++++ Materials provided

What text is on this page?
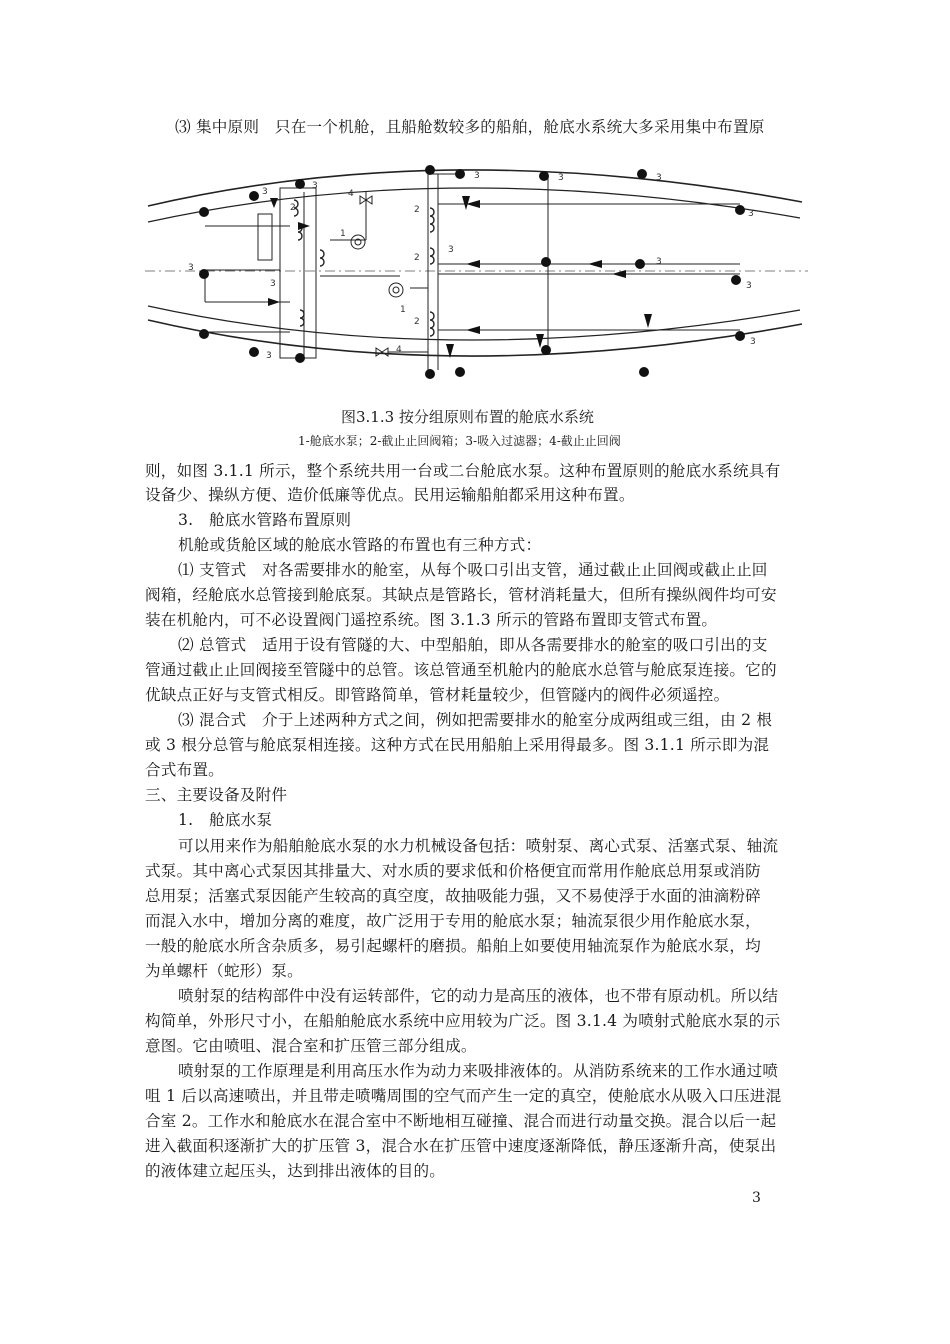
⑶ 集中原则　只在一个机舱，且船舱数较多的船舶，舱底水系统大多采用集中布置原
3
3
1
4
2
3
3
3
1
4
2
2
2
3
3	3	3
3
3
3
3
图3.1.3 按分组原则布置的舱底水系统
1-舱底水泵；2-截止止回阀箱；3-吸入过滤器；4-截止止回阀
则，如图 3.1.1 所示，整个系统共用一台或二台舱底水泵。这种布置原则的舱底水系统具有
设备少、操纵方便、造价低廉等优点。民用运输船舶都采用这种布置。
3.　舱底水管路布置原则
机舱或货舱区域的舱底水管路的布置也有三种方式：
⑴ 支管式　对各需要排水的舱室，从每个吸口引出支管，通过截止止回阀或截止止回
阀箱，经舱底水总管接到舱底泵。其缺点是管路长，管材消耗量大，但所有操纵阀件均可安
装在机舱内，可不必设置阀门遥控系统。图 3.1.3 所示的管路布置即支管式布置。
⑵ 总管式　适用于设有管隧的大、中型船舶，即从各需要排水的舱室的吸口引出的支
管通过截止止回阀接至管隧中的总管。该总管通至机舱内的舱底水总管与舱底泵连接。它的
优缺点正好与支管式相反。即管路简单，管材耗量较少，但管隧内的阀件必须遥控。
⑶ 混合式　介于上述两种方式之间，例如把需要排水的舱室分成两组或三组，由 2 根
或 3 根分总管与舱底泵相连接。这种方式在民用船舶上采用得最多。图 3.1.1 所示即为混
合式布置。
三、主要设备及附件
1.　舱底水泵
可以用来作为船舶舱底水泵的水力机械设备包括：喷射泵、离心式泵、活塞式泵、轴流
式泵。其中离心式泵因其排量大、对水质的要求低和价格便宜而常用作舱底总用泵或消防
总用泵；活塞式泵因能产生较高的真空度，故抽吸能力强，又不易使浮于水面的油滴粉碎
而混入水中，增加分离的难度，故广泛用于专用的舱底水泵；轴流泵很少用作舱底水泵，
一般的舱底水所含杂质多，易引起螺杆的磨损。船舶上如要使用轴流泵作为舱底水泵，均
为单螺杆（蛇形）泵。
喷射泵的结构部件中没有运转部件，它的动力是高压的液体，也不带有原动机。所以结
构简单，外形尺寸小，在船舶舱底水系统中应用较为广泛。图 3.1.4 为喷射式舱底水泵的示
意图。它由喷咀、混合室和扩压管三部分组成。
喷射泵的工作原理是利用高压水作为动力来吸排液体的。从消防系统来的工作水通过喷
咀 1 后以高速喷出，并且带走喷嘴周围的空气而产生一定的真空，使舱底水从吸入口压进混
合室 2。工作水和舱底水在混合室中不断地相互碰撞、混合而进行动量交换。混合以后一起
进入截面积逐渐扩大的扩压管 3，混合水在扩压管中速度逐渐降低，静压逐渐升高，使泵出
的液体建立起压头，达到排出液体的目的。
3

++++++++
++++ Materials provided

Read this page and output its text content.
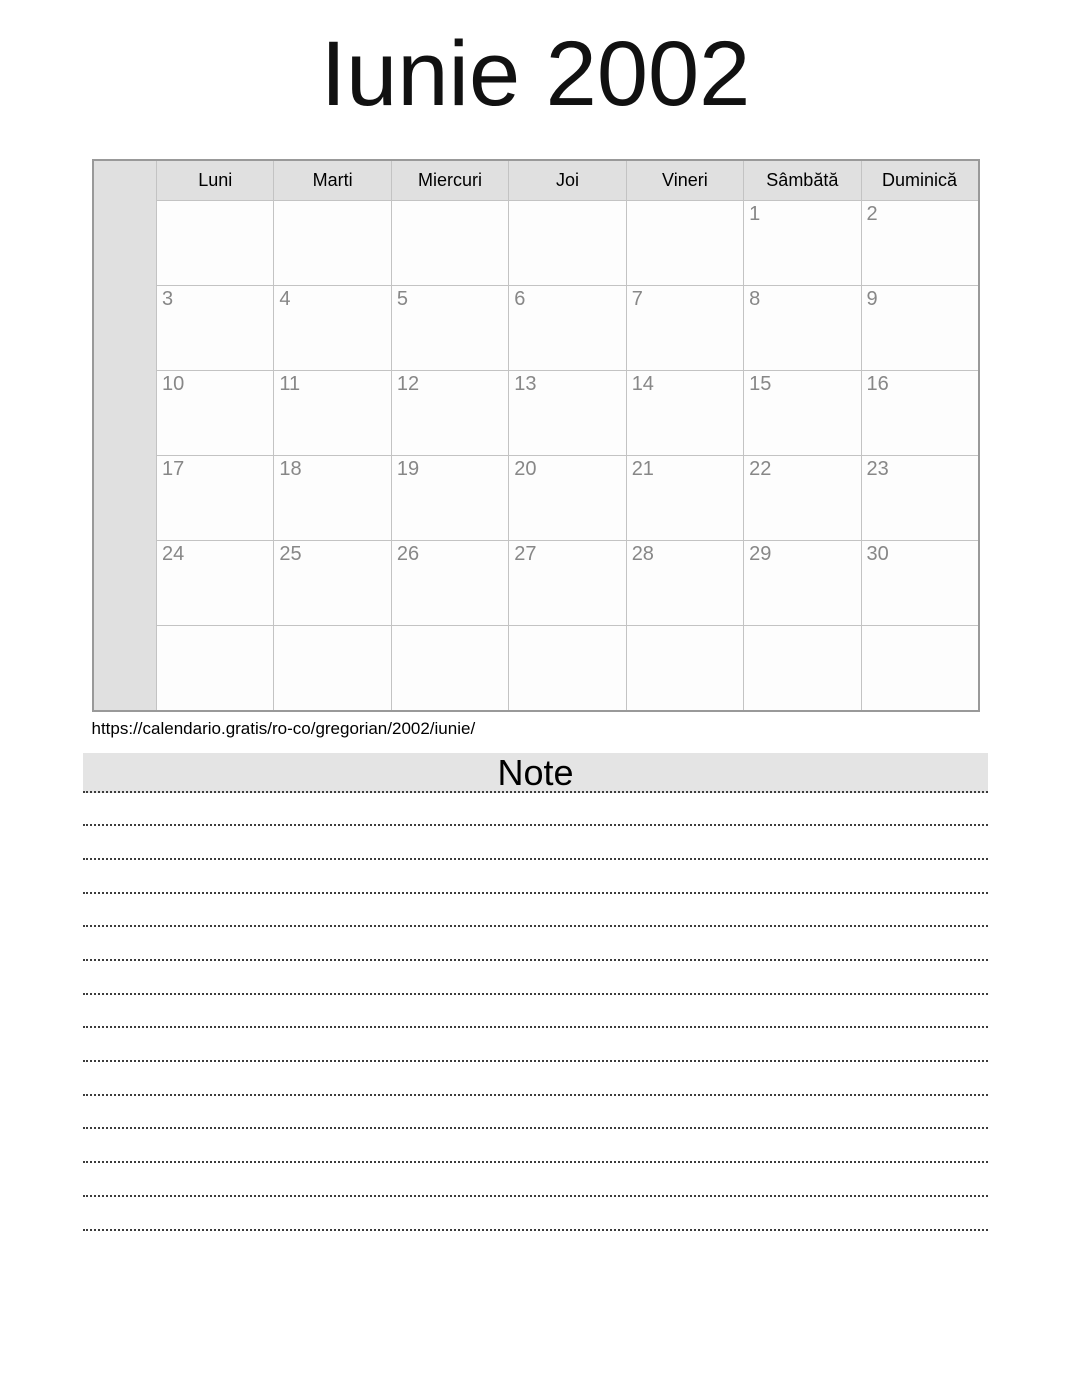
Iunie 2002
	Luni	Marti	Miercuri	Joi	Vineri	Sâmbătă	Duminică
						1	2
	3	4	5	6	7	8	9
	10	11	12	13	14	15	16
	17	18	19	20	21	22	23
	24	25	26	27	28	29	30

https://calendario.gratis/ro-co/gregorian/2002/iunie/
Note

++++++++
++++ Materials provided

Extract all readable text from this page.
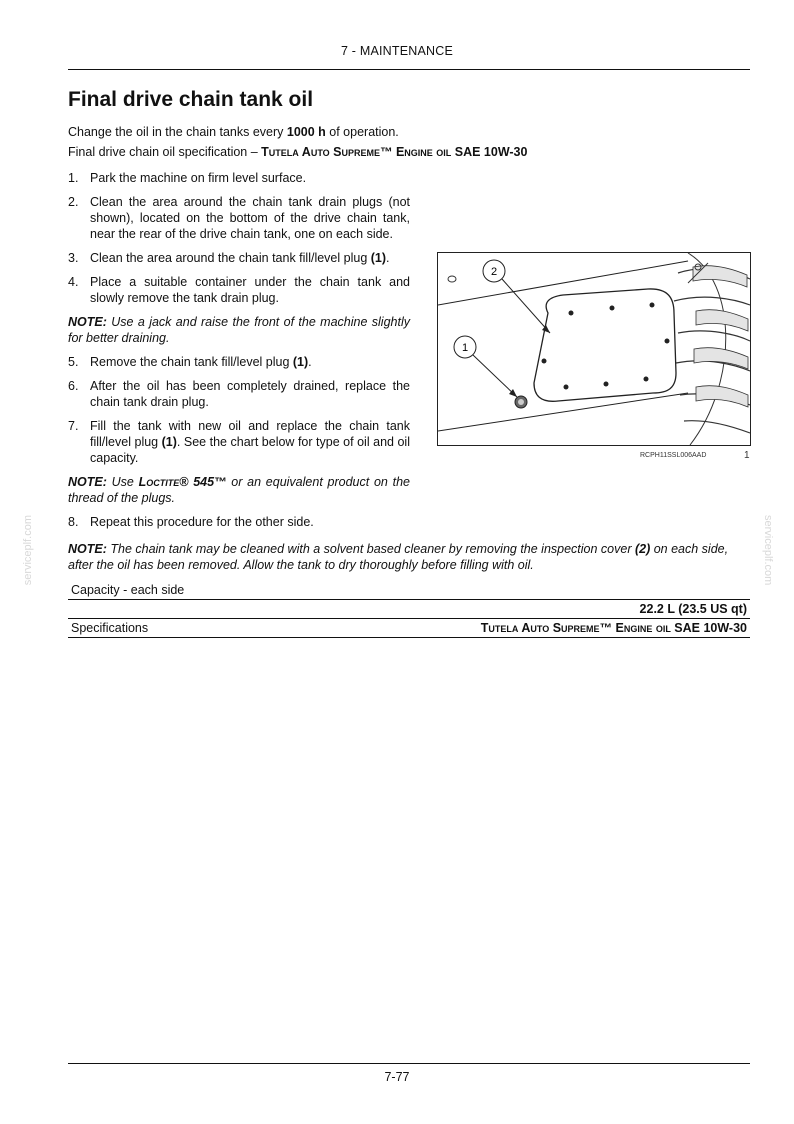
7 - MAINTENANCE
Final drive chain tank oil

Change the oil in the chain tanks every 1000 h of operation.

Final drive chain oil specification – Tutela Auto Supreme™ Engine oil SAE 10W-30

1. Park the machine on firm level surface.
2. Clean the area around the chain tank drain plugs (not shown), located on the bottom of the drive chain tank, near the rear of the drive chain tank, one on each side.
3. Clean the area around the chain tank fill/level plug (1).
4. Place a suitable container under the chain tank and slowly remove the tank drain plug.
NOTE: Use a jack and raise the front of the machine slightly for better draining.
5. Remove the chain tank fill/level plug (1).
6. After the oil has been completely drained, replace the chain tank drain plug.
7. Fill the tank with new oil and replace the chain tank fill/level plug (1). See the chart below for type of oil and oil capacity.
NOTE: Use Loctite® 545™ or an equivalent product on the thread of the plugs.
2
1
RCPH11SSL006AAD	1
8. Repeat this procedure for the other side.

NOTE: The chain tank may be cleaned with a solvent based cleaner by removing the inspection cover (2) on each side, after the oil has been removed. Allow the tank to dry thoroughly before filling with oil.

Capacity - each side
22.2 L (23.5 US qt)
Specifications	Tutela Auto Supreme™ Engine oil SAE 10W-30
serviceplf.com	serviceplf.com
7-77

++++++++

- _Task description_
Lines that include the word "text" — how many are there in the data? Answer with the number alone.

- _Exercise response_
3